>> begin RECORDS FOR THE TASK

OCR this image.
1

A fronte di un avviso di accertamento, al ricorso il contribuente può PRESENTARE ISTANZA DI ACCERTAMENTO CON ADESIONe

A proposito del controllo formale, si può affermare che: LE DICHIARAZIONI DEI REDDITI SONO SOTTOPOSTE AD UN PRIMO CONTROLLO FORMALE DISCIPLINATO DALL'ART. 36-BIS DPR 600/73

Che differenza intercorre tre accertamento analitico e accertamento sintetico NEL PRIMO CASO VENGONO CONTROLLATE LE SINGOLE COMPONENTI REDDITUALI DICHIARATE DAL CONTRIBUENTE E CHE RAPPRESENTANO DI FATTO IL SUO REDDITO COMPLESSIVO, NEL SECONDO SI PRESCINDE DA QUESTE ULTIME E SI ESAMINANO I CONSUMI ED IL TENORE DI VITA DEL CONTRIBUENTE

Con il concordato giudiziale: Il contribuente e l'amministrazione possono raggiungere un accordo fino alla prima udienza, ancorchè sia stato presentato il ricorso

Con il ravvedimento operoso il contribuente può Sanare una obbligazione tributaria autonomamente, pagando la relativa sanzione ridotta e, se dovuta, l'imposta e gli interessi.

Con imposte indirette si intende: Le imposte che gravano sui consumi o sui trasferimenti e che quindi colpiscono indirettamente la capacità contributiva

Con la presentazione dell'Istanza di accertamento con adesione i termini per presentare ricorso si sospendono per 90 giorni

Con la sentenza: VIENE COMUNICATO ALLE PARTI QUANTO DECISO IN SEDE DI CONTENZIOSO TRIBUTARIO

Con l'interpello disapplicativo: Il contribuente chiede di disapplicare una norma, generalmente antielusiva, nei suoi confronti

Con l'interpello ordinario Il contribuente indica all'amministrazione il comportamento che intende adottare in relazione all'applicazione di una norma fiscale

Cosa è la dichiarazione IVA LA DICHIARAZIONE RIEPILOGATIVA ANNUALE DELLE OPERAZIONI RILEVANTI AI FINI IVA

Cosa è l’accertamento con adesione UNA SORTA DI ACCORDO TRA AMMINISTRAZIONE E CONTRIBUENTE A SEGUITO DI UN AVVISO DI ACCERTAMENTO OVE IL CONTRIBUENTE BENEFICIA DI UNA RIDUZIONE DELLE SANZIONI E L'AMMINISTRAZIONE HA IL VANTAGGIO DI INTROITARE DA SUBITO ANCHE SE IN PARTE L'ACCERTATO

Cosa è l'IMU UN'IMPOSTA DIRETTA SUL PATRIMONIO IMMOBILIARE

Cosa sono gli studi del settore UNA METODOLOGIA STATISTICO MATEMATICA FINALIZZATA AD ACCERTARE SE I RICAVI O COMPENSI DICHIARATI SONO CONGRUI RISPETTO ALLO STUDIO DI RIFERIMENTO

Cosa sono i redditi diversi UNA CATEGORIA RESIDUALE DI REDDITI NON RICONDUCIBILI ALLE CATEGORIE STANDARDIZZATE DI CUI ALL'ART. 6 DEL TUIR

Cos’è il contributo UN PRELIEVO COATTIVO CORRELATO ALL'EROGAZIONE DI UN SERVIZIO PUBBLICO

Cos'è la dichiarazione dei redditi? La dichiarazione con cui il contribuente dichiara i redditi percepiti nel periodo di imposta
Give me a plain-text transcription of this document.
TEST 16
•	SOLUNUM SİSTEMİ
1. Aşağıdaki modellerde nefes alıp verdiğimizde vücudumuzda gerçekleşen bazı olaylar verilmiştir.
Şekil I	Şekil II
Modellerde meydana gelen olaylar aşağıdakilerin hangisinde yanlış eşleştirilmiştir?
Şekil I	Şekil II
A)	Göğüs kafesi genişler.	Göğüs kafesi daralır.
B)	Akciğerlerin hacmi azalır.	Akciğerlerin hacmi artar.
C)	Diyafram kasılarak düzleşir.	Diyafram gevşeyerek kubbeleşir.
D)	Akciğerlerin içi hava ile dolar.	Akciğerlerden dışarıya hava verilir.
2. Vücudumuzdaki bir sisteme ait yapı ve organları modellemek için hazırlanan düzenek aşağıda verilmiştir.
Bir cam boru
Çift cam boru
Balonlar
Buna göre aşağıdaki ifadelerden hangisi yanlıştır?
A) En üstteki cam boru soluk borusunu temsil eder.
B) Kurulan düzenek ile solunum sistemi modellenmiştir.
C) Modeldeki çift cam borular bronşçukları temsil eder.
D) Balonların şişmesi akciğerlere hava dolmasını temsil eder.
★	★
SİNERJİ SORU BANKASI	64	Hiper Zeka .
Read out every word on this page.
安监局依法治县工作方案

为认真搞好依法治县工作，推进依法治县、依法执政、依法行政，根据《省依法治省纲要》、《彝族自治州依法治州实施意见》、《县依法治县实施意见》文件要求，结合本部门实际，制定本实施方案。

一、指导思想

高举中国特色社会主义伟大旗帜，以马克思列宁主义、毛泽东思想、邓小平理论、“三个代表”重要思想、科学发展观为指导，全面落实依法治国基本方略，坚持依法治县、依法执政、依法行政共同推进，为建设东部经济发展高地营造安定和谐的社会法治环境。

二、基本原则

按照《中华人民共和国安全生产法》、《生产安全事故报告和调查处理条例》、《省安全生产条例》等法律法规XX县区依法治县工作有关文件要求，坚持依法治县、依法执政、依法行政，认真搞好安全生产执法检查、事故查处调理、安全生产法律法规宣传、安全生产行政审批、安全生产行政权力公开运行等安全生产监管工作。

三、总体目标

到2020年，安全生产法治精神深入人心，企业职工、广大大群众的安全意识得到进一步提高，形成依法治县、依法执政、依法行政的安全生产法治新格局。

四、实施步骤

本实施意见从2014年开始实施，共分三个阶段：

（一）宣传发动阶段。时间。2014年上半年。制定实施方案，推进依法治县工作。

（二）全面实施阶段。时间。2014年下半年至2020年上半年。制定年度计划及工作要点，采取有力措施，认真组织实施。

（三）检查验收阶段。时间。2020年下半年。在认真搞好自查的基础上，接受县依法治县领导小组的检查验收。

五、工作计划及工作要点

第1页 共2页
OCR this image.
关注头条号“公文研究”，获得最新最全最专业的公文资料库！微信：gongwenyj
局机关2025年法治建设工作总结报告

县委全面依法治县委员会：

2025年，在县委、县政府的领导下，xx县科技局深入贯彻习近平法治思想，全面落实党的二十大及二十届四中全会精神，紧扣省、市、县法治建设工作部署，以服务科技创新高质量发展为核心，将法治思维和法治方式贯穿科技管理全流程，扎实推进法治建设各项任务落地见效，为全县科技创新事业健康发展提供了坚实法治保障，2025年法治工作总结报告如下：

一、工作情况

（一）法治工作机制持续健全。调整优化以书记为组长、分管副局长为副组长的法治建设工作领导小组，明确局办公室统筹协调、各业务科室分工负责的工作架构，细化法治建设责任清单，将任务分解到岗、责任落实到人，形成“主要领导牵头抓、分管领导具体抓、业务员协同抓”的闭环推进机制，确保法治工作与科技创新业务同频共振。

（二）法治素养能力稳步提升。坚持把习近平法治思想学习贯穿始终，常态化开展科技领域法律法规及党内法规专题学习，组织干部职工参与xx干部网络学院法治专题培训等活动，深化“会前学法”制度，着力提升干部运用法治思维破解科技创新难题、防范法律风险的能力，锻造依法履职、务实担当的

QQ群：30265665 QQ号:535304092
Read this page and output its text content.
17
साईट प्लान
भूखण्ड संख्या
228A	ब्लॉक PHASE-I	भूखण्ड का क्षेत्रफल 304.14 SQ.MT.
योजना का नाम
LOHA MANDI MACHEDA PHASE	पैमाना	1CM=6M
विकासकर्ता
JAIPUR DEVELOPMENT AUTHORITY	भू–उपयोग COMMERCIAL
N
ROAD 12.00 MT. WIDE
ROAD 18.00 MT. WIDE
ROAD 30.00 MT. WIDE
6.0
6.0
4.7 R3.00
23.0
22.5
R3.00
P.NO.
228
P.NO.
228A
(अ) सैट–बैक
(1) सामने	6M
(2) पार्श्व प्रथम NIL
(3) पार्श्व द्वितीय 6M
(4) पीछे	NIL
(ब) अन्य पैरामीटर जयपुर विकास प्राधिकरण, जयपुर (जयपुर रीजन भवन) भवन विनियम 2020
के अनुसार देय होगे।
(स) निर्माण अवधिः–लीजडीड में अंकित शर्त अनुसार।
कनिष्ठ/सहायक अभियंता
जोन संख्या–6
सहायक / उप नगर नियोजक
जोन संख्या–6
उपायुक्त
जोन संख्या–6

>> end RECORDS FOR THE TASK

» **INSTRUCTION**
What is the number of lines in this material that hold the string "intende"? Answer with that number only.

» **RESULT BELOW**
2